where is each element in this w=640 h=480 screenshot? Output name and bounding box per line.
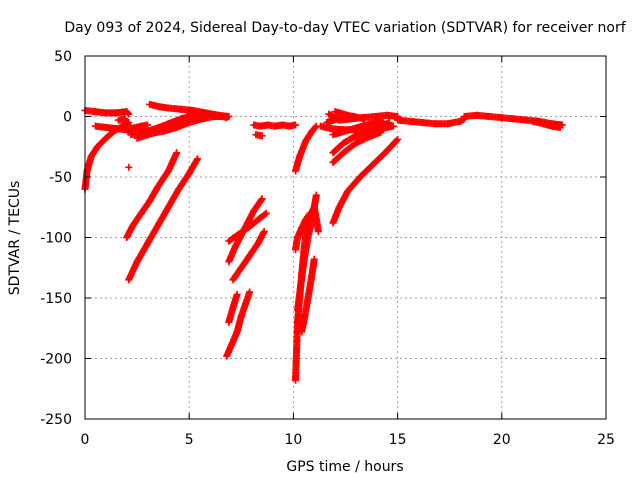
data-point xyxy=(348,113,356,120)
data-point xyxy=(314,227,322,235)
series-trace-28 xyxy=(329,128,385,166)
x-tick-label: 5 xyxy=(185,432,194,448)
series-trace-35 xyxy=(529,117,564,131)
series-trace-23 xyxy=(298,255,318,336)
data-point xyxy=(305,211,313,219)
data-point xyxy=(173,149,181,157)
series-trace-05 xyxy=(123,149,181,241)
series-trace-30 xyxy=(329,117,387,139)
series-trace-03 xyxy=(91,122,133,136)
series-trace-16 xyxy=(225,209,270,245)
data-points xyxy=(81,100,566,384)
data-point xyxy=(291,121,299,129)
data-point xyxy=(394,135,402,143)
data-point xyxy=(379,117,387,125)
data-point xyxy=(556,123,564,131)
data-point xyxy=(360,115,368,123)
data-point xyxy=(246,288,254,296)
series-trace-11 xyxy=(146,100,233,120)
data-point xyxy=(225,113,233,120)
series-trace-24 xyxy=(310,203,322,235)
data-point xyxy=(125,110,133,118)
data-point xyxy=(144,121,152,129)
series-trace-33 xyxy=(394,115,468,128)
data-point xyxy=(389,122,397,130)
series-trace-15 xyxy=(225,195,266,266)
data-point xyxy=(393,137,401,145)
y-axis-label: SDTVAR / TECUs xyxy=(7,181,23,296)
x-tick-label: 15 xyxy=(389,432,407,448)
series-trace-29 xyxy=(329,135,402,227)
y-axis: -250 -200 -150 -100 -50 0 50 xyxy=(40,49,606,428)
y-tick-label: -50 xyxy=(49,170,72,186)
data-point xyxy=(258,195,266,203)
series-trace-13 xyxy=(225,290,241,326)
y-tick-label: -250 xyxy=(40,412,72,428)
x-axis-label: GPS time / hours xyxy=(286,459,403,475)
data-point xyxy=(262,209,270,217)
data-point xyxy=(125,163,133,171)
series-trace-14 xyxy=(229,227,268,284)
series-trace-06 xyxy=(125,155,202,284)
series-trace-22 xyxy=(291,209,314,254)
series-trace-18 xyxy=(252,131,266,140)
series-trace-10 xyxy=(127,121,152,133)
series-trace-17 xyxy=(250,121,299,130)
series-trace-20 xyxy=(291,203,318,384)
data-point xyxy=(377,128,385,136)
x-tick-label: 25 xyxy=(597,432,615,448)
data-point xyxy=(194,155,202,163)
series-trace-07 xyxy=(125,163,133,171)
data-point xyxy=(260,227,268,235)
y-tick-label: 0 xyxy=(63,110,72,126)
data-point xyxy=(258,132,266,140)
y-tick-label: 50 xyxy=(54,49,72,65)
chart-title: Day 093 of 2024, Sidereal Day-to-day VTE… xyxy=(64,20,626,36)
y-tick-label: -100 xyxy=(40,231,72,247)
data-point xyxy=(233,290,241,298)
data-point xyxy=(261,210,269,218)
data-point xyxy=(312,191,320,199)
x-tick-label: 10 xyxy=(284,432,302,448)
data-point xyxy=(124,109,132,117)
y-tick-label: -200 xyxy=(40,352,72,368)
x-axis: 0 5 10 15 20 25 xyxy=(81,56,615,448)
series-trace-02 xyxy=(81,106,133,118)
series-trace-12 xyxy=(223,288,254,360)
data-point xyxy=(311,123,319,131)
series-trace-19 xyxy=(291,122,320,175)
y-tick-label: -150 xyxy=(40,291,72,307)
data-point xyxy=(310,255,318,263)
series-trace-32 xyxy=(331,108,356,120)
x-tick-label: 0 xyxy=(81,432,90,448)
x-tick-label: 20 xyxy=(493,432,511,448)
data-point xyxy=(257,196,265,204)
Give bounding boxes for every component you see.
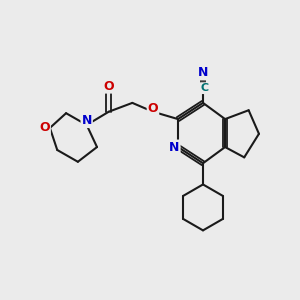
........
**Prompt:**
Format the material above as a numbered list, one line per item, leaving out blank lines and the pictures.

**Problem solution:**
1. where is each element in this w=640 h=480 screenshot? Output name and bounding box per line.
2. data-point xyxy=(348,113,356,120)
3. data-point xyxy=(314,227,322,235)
4. series-trace-28 xyxy=(329,128,385,166)
5. x-tick-label: 5 xyxy=(185,432,194,448)
6. series-trace-35 xyxy=(529,117,564,131)
7. series-trace-23 xyxy=(298,255,318,336)
8. data-point xyxy=(305,211,313,219)
9. data-point xyxy=(173,149,181,157)
10. series-trace-05 xyxy=(123,149,181,241)
11. series-trace-30 xyxy=(329,117,387,139)
12. series-trace-03 xyxy=(91,122,133,136)
13. series-trace-16 xyxy=(225,209,270,245)
14. data-points xyxy=(81,100,566,384)
15. data-point xyxy=(291,121,299,129)
16. data-point xyxy=(394,135,402,143)
17. data-point xyxy=(379,117,387,125)
18. data-point xyxy=(556,123,564,131)
19. data-point xyxy=(360,115,368,123)
20. data-point xyxy=(246,288,254,296)
21. series-trace-11 xyxy=(146,100,233,120)
22. data-point xyxy=(225,113,233,120)
23. series-trace-24 xyxy=(310,203,322,235)
24. data-point xyxy=(125,110,133,118)
25. data-point xyxy=(144,121,152,129)
26. series-trace-33 xyxy=(394,115,468,128)
27. data-point xyxy=(389,122,397,130)
28. series-trace-15 xyxy=(225,195,266,266)
29. data-point xyxy=(393,137,401,145)
30. y-axis-label: SDTVAR / TECUs xyxy=(7,181,23,296)
31. x-tick-label: 15 xyxy=(389,432,407,448)
32. series-trace-29 xyxy=(329,135,402,227)
33. y-axis: -250 -200 -150 -100 -50 0 50 xyxy=(40,49,606,428)
34. y-tick-label: -50 xyxy=(49,170,72,186)
35. data-point xyxy=(258,195,266,203)
36. series-trace-13 xyxy=(225,290,241,326)
37. y-tick-label: -250 xyxy=(40,412,72,428)
38. x-axis-label: GPS time / hours xyxy=(286,459,403,475)
39. data-point xyxy=(262,209,270,217)
40. data-point xyxy=(125,163,133,171)
41. series-trace-14 xyxy=(229,227,268,284)
42. series-trace-06 xyxy=(125,155,202,284)
43. series-trace-22 xyxy=(291,209,314,254)
44. series-trace-18 xyxy=(252,131,266,140)
45. series-trace-10 xyxy=(127,121,152,133)
46. series-trace-17 xyxy=(250,121,299,130)
47. series-trace-20 xyxy=(291,203,318,384)
48. data-point xyxy=(377,128,385,136)
49. x-tick-label: 25 xyxy=(597,432,615,448)
50. data-point xyxy=(194,155,202,163)
51. series-trace-07 xyxy=(125,163,133,171)
52. data-point xyxy=(260,227,268,235)
53. y-tick-label: 0 xyxy=(63,110,72,126)
54. data-point xyxy=(258,132,266,140)
55. y-tick-label: 50 xyxy=(54,49,72,65)
56. chart-title: Day 093 of 2024, Sidereal Day-to-day VTE… xyxy=(64,20,626,36)
57. y-tick-label: -100 xyxy=(40,231,72,247)
58. data-point xyxy=(233,290,241,298)
59. data-point xyxy=(261,210,269,218)
60. data-point xyxy=(312,191,320,199)
61. x-tick-label: 10 xyxy=(284,432,302,448)
62. data-point xyxy=(124,109,132,117)
63. y-tick-label: -200 xyxy=(40,352,72,368)
64. x-axis: 0 5 10 15 20 25 xyxy=(81,56,615,448)
65. series-trace-02 xyxy=(81,106,133,118)
66. series-trace-12 xyxy=(223,288,254,360)
67. data-point xyxy=(311,123,319,131)
68. series-trace-19 xyxy=(291,122,320,175)
69. y-tick-label: -150 xyxy=(40,291,72,307)
70. data-point xyxy=(310,255,318,263)
71. series-trace-32 xyxy=(331,108,356,120)
72. x-tick-label: 0 xyxy=(81,432,90,448)
73. x-tick-label: 20 xyxy=(493,432,511,448)
74. data-point xyxy=(257,196,265,204)
75. Give bounding boxes for every component you see.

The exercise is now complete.